WHAT NEEDS TO BE DONE |
Search the material for the word "ylabel" and report each line where it turns up.

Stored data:
───

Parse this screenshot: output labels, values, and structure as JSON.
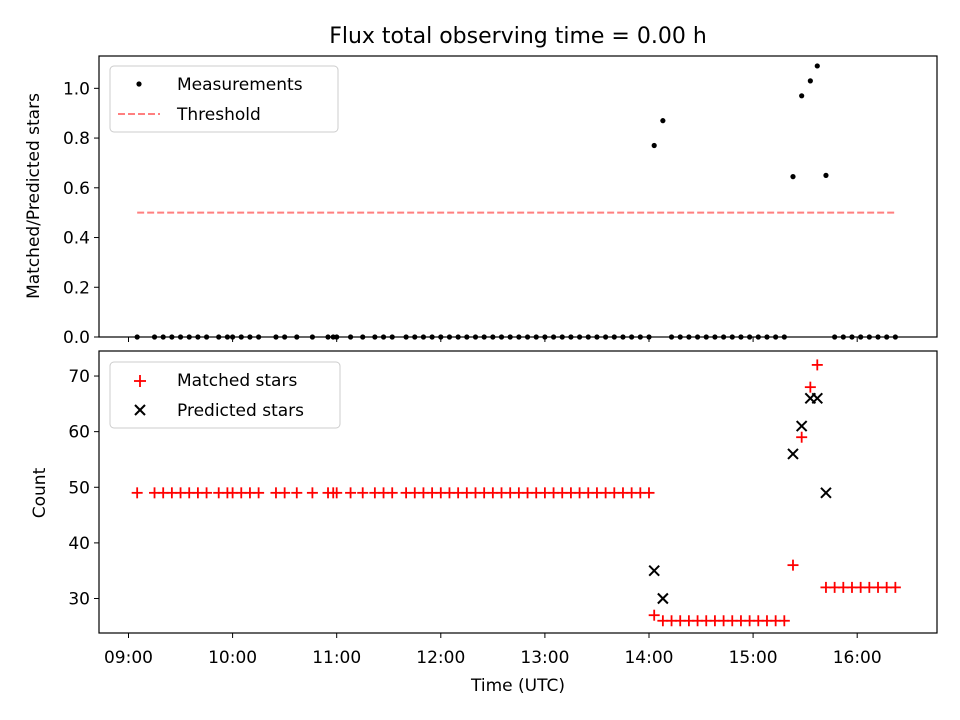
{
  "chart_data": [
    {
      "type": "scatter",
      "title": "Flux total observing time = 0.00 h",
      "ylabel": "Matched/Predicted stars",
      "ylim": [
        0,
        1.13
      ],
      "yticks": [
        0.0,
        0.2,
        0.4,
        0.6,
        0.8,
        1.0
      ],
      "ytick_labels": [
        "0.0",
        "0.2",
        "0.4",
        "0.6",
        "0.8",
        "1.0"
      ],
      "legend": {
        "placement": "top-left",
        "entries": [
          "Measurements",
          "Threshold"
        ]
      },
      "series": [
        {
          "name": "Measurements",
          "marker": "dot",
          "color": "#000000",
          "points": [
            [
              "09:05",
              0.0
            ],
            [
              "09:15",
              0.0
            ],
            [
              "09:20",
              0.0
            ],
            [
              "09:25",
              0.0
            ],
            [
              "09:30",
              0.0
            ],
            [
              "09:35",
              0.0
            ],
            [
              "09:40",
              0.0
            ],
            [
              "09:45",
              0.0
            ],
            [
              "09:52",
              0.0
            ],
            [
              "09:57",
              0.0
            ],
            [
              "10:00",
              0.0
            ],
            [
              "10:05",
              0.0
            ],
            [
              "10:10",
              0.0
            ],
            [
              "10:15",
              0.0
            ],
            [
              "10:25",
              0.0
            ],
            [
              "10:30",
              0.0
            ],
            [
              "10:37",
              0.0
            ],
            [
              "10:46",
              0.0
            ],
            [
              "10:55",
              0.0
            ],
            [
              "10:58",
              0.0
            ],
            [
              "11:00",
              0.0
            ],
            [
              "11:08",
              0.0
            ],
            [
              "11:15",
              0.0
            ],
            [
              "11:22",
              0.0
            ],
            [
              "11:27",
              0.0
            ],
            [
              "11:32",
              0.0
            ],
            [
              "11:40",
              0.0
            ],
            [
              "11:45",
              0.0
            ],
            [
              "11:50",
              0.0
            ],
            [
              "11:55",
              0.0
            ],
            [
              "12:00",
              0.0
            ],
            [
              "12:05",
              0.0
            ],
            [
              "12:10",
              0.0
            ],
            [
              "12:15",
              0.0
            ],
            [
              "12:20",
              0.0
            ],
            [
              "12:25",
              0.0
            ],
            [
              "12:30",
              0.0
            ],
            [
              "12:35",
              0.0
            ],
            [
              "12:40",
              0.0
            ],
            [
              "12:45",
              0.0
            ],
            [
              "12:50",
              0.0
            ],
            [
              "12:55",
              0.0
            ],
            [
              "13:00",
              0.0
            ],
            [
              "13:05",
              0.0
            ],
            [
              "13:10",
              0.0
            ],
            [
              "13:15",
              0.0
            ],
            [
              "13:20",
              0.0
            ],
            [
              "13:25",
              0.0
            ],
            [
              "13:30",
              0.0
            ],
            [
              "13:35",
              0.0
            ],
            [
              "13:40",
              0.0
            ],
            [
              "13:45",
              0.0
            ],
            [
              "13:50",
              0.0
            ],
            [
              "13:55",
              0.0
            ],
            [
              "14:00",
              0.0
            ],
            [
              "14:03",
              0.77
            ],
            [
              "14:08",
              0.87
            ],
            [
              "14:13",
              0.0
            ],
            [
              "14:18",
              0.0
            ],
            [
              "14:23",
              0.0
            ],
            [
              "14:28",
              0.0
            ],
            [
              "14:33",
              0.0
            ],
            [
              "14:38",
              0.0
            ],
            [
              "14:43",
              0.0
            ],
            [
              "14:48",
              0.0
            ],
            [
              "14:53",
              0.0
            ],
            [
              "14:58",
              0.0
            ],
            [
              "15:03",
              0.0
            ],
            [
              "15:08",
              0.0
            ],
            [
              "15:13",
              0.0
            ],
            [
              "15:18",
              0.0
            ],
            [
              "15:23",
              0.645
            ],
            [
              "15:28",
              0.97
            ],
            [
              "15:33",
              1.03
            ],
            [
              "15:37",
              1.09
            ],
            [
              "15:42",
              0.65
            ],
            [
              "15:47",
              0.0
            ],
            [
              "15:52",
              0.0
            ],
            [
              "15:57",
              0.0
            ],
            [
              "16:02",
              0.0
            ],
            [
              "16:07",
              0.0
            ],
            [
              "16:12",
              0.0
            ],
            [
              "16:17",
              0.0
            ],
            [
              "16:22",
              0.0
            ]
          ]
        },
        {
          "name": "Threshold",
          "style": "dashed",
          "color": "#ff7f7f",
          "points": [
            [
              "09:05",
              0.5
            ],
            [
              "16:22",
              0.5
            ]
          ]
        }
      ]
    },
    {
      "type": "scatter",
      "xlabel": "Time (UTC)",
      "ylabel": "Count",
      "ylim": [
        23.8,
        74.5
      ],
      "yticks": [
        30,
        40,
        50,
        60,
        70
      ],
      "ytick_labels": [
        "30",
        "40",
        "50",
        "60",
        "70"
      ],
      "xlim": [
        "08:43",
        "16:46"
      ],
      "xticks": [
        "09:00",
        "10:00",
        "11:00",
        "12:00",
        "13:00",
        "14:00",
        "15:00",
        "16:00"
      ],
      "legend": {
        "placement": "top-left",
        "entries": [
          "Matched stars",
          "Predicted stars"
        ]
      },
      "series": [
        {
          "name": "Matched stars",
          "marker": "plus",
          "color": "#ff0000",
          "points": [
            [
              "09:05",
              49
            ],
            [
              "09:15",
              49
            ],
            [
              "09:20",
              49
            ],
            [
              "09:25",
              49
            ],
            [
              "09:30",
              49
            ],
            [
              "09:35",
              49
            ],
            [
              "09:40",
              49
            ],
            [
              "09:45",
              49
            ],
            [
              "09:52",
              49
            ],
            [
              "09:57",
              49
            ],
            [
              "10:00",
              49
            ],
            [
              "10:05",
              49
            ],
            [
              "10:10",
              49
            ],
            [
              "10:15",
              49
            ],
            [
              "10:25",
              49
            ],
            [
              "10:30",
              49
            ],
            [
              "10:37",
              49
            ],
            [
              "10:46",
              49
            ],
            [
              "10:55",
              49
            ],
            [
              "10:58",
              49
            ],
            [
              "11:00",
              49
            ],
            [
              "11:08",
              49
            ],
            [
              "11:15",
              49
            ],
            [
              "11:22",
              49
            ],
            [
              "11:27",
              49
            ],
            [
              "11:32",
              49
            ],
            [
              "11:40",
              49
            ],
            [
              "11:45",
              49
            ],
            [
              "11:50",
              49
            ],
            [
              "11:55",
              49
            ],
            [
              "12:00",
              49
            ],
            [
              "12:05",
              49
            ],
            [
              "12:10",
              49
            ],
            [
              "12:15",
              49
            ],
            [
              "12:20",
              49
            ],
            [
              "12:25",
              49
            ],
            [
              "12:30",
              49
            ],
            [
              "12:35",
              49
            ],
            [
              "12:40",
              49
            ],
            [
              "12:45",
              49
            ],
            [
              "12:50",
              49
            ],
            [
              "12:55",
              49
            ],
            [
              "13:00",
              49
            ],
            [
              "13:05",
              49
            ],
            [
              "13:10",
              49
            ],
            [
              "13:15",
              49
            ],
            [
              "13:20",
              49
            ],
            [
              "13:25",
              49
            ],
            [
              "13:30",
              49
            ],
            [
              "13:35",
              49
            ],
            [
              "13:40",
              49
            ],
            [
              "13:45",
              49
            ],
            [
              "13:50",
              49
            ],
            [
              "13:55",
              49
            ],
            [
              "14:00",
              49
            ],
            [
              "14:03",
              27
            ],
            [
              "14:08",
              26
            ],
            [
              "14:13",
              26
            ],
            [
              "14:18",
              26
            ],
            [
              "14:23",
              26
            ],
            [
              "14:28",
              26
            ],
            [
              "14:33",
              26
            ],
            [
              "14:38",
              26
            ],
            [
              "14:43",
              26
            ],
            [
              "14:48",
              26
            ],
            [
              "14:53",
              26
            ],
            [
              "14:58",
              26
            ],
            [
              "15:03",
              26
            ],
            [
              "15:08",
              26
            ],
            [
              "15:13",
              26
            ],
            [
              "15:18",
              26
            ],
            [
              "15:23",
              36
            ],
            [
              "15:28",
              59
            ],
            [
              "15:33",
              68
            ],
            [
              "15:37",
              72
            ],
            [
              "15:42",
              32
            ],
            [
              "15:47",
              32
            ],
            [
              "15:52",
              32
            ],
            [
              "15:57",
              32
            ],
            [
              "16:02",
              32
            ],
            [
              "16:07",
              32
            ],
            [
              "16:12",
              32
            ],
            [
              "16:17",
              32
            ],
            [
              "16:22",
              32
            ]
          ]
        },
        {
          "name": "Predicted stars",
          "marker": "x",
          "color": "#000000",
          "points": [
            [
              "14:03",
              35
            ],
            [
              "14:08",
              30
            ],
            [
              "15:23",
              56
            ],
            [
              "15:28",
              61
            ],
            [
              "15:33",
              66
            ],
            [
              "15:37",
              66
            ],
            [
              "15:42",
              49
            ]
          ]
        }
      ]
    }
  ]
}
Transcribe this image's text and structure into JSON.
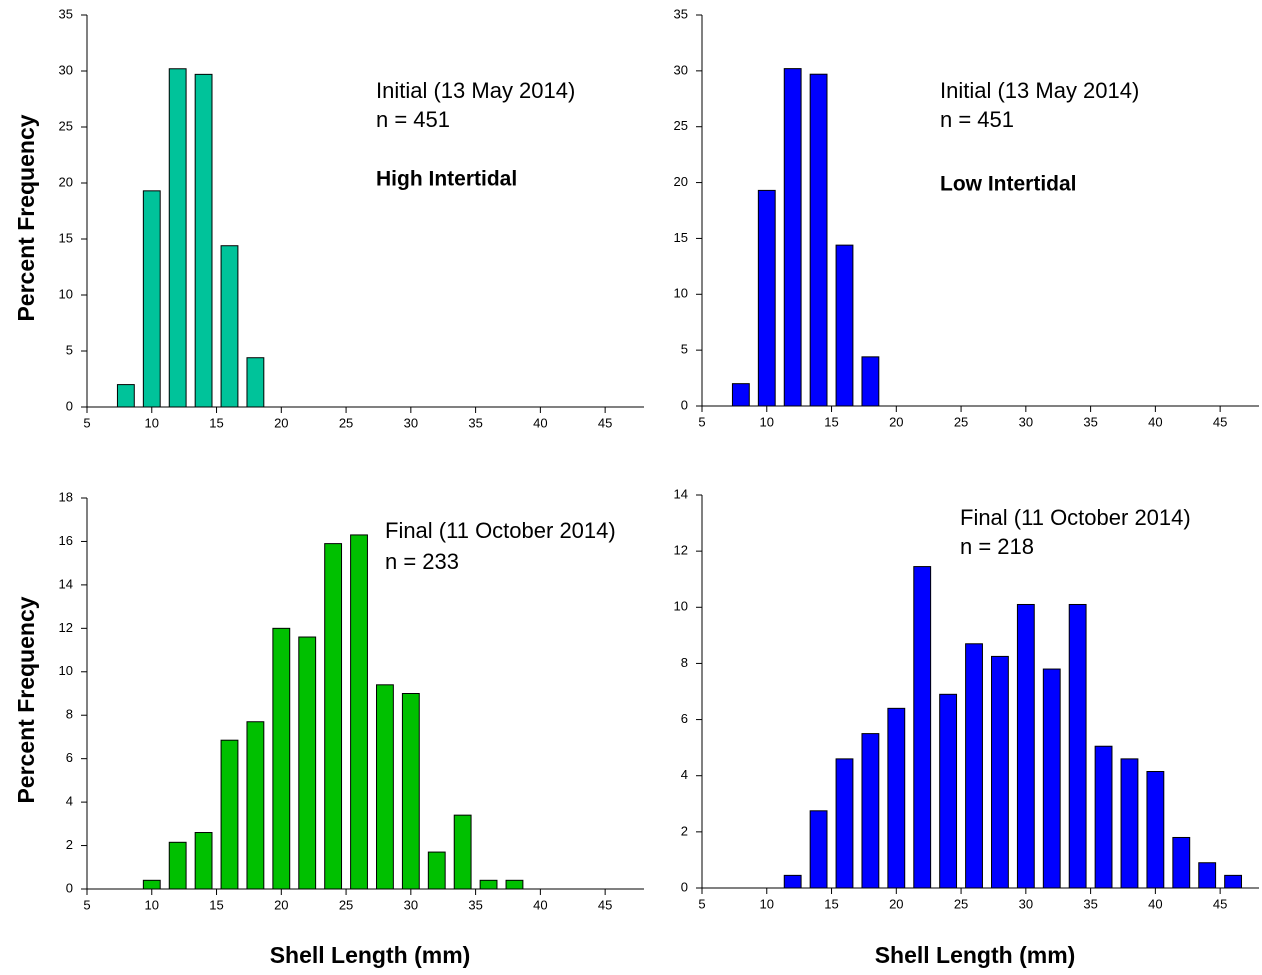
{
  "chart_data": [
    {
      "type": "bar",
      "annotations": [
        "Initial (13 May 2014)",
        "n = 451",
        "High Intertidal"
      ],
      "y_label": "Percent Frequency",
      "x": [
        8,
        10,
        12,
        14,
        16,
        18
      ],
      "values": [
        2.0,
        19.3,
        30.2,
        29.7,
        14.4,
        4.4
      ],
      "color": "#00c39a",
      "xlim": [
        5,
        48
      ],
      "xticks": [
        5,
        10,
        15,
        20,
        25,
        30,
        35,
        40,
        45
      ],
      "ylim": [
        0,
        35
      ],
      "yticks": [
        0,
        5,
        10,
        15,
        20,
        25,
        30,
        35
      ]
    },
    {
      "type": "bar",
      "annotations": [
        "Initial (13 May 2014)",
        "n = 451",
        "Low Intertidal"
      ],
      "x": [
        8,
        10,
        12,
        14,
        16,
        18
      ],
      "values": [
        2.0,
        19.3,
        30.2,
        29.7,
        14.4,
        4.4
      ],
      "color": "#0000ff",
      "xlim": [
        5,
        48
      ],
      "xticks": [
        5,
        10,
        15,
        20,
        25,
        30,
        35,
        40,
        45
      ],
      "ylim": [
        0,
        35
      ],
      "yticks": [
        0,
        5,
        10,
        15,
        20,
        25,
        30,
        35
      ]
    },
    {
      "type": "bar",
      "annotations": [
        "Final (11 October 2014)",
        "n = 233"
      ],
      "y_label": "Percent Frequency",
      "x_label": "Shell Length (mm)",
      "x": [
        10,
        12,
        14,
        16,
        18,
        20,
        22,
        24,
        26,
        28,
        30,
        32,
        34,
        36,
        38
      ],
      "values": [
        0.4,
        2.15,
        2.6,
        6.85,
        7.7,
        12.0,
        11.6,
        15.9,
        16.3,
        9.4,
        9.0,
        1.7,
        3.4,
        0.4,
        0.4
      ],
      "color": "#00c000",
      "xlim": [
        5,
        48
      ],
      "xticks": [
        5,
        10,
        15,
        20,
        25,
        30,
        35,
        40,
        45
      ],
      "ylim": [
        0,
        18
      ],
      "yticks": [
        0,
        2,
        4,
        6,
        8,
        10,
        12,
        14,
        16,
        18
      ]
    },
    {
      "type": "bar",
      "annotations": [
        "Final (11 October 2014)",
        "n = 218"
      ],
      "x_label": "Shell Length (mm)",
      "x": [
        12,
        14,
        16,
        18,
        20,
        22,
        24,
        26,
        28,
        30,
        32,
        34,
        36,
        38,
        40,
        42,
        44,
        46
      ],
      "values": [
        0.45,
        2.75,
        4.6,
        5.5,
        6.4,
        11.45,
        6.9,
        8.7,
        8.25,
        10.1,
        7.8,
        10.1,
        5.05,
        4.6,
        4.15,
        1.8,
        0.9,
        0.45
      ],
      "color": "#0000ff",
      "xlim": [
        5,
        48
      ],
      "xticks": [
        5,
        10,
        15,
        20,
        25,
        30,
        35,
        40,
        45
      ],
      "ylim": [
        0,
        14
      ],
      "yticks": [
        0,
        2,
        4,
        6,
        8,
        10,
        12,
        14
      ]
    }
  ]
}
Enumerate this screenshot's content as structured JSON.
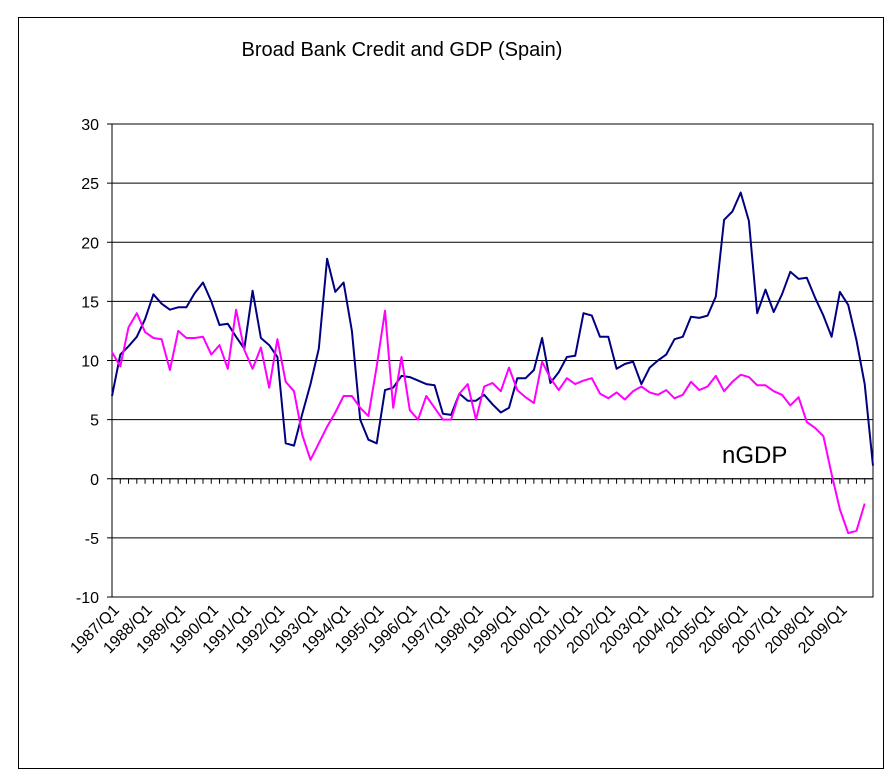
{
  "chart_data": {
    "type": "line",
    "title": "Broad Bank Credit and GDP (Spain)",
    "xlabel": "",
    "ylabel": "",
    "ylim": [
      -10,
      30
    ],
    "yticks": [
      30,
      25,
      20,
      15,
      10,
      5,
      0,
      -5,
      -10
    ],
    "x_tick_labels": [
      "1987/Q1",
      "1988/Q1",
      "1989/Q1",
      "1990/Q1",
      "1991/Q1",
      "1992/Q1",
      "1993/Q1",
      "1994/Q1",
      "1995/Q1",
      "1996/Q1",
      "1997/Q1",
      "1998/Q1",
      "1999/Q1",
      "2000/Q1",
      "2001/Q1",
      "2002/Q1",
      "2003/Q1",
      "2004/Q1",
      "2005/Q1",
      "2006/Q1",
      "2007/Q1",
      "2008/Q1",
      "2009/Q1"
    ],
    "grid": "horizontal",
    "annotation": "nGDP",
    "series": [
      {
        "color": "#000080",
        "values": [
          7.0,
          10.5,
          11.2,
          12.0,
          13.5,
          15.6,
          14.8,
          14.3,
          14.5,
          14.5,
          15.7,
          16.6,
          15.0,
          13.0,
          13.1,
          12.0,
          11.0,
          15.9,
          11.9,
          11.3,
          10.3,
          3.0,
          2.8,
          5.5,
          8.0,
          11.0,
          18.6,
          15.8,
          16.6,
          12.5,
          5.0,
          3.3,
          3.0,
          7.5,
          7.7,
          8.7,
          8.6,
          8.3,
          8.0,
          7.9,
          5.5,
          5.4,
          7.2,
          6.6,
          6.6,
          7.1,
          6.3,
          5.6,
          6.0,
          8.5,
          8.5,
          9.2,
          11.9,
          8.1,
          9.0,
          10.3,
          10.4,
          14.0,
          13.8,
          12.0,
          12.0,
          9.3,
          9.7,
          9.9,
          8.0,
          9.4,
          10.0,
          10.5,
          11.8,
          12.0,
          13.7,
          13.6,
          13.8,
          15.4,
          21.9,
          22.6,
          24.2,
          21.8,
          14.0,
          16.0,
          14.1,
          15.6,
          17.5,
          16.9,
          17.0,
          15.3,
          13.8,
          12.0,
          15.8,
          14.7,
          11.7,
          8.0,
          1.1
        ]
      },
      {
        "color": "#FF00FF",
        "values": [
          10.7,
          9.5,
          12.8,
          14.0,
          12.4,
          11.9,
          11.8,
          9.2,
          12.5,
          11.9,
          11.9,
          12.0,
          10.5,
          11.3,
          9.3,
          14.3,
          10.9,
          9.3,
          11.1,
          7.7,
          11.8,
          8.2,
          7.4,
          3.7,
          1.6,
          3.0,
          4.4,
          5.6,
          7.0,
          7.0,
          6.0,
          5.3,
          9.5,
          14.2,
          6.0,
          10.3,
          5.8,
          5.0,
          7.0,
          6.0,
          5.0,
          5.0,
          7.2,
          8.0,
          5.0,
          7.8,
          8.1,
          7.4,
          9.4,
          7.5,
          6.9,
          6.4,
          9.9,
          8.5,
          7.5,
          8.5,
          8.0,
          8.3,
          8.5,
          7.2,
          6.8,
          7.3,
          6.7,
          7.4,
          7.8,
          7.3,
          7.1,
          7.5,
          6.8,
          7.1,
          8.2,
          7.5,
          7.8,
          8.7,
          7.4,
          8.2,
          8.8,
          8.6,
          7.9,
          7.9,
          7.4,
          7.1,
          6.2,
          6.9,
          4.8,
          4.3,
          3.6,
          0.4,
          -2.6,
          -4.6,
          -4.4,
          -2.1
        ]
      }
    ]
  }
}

───

WRITTEN SOLUTION |
      "ylabel": "Matched/Predicted stars",
      "ylabel": "Count",
    "ylabel": "",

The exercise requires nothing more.